## DO THIS
Output a single figure: the number of lines in which the word "water" appears.

## DATA PROVIDED
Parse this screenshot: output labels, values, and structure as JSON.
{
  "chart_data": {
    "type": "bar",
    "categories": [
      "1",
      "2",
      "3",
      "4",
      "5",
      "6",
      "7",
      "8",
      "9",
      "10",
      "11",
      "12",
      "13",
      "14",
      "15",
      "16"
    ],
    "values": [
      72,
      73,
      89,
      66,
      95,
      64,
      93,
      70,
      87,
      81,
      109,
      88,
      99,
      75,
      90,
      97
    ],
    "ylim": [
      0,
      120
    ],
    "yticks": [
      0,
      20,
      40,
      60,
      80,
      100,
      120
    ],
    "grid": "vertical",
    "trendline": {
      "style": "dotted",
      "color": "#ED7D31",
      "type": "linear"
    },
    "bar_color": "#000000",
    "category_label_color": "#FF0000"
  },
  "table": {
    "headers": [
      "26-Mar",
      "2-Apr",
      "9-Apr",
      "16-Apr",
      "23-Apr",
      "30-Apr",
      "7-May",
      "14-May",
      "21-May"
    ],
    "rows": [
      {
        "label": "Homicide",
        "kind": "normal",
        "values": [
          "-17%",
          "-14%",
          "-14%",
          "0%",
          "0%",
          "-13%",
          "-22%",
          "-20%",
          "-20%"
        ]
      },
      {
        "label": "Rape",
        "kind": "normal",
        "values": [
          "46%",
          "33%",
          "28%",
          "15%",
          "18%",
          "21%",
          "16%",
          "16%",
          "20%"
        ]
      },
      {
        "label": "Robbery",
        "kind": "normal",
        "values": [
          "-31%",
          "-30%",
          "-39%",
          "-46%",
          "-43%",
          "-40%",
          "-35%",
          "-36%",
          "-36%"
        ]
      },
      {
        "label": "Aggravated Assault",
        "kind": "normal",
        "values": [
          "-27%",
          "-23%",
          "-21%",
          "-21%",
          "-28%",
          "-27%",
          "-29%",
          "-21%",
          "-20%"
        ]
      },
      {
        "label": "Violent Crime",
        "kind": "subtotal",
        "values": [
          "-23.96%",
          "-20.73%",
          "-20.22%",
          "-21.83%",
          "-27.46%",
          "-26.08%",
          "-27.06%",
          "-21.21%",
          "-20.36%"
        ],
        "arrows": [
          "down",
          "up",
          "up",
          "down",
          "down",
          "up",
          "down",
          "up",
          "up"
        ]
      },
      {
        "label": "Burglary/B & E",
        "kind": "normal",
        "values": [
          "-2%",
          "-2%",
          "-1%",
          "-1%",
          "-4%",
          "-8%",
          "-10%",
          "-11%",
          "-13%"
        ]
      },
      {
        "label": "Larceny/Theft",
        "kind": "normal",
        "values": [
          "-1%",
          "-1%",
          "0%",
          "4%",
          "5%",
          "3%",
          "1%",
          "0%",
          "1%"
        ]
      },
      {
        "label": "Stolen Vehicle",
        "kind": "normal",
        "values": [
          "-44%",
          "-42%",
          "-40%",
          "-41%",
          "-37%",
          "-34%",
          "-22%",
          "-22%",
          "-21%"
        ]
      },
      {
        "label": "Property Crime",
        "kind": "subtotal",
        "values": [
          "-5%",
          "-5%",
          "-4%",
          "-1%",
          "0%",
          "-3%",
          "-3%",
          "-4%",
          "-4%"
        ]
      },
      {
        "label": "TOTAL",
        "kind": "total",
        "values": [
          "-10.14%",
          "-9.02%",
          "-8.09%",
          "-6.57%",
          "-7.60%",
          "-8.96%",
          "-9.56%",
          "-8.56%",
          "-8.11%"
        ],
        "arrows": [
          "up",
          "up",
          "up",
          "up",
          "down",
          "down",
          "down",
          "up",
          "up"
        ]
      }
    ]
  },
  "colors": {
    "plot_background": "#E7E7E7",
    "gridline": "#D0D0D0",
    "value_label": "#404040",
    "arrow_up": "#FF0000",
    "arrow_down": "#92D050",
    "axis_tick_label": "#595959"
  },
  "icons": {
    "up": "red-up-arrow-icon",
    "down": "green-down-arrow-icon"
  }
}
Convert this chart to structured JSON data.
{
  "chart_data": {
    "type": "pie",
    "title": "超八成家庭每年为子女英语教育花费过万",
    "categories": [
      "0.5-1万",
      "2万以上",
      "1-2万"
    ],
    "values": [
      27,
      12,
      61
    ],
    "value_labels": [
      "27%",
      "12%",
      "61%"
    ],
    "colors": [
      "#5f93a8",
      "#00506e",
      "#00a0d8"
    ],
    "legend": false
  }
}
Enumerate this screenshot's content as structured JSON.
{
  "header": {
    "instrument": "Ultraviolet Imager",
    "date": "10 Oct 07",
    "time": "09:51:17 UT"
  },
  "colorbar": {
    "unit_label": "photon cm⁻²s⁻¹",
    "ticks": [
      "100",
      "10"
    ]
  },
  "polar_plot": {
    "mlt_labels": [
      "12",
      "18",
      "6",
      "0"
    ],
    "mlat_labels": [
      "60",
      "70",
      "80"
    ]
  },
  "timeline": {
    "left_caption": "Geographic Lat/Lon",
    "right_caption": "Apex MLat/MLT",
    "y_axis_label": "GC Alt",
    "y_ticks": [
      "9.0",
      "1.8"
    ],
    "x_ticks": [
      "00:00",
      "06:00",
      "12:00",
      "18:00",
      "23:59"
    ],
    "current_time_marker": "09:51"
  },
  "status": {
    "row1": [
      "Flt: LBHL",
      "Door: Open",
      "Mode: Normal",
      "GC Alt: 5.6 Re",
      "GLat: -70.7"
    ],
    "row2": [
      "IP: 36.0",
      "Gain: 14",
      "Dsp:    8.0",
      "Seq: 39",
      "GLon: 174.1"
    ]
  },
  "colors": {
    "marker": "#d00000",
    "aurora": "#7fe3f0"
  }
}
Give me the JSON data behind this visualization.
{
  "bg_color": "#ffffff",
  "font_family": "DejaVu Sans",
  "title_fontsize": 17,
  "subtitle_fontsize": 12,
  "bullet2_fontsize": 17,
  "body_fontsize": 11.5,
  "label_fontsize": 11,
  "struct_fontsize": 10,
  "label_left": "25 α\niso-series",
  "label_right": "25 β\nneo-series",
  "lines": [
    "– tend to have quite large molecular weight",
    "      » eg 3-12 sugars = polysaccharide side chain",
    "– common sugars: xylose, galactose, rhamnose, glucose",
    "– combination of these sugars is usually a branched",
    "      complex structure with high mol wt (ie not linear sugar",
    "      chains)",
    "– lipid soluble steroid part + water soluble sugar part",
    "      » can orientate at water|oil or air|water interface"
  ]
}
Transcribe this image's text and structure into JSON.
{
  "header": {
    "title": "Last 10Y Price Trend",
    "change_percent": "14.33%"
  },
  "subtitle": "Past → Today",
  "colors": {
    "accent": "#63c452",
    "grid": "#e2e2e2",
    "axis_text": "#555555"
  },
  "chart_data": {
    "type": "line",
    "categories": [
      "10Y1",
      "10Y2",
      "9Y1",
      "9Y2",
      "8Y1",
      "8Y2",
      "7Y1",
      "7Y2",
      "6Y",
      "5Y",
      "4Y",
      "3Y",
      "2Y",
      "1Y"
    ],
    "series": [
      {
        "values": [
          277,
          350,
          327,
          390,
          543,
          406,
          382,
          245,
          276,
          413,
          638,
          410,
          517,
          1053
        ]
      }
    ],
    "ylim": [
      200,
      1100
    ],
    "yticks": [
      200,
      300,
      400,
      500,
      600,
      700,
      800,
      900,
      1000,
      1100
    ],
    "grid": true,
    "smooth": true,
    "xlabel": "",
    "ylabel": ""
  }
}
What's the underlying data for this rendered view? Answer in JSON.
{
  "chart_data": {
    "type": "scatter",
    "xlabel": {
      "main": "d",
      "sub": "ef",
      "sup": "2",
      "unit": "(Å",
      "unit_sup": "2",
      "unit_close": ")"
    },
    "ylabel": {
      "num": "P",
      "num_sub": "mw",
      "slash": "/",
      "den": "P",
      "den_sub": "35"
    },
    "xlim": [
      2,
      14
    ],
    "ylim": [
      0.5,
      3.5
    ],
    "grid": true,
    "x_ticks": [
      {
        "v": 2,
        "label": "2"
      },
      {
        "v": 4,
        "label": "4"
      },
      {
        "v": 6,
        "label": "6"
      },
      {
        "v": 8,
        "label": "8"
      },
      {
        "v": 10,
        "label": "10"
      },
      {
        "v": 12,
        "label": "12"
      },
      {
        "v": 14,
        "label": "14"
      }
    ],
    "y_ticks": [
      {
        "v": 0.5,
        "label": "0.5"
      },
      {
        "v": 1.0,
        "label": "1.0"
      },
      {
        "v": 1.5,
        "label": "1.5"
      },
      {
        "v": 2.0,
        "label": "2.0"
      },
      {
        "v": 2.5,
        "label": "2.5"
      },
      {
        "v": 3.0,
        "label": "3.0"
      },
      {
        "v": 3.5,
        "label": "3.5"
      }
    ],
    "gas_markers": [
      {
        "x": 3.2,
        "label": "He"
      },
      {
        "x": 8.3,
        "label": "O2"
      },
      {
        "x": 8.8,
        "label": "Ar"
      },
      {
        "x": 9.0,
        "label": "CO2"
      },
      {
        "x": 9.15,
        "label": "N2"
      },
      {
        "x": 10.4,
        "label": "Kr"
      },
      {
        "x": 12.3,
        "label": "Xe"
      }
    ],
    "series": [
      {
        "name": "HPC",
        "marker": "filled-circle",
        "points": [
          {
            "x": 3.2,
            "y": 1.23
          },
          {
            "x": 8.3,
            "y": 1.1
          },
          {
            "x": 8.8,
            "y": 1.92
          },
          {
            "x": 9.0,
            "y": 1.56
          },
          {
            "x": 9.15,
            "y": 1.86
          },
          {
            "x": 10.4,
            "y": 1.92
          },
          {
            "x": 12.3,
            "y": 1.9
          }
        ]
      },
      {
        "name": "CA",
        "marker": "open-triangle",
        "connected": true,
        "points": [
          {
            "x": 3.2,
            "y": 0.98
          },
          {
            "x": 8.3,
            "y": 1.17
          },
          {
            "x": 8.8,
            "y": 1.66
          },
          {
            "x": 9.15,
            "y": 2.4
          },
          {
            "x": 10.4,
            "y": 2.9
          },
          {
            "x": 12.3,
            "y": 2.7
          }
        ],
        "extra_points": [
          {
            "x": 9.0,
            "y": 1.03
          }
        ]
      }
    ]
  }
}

## RESULT FOR THIS EXERCISE
2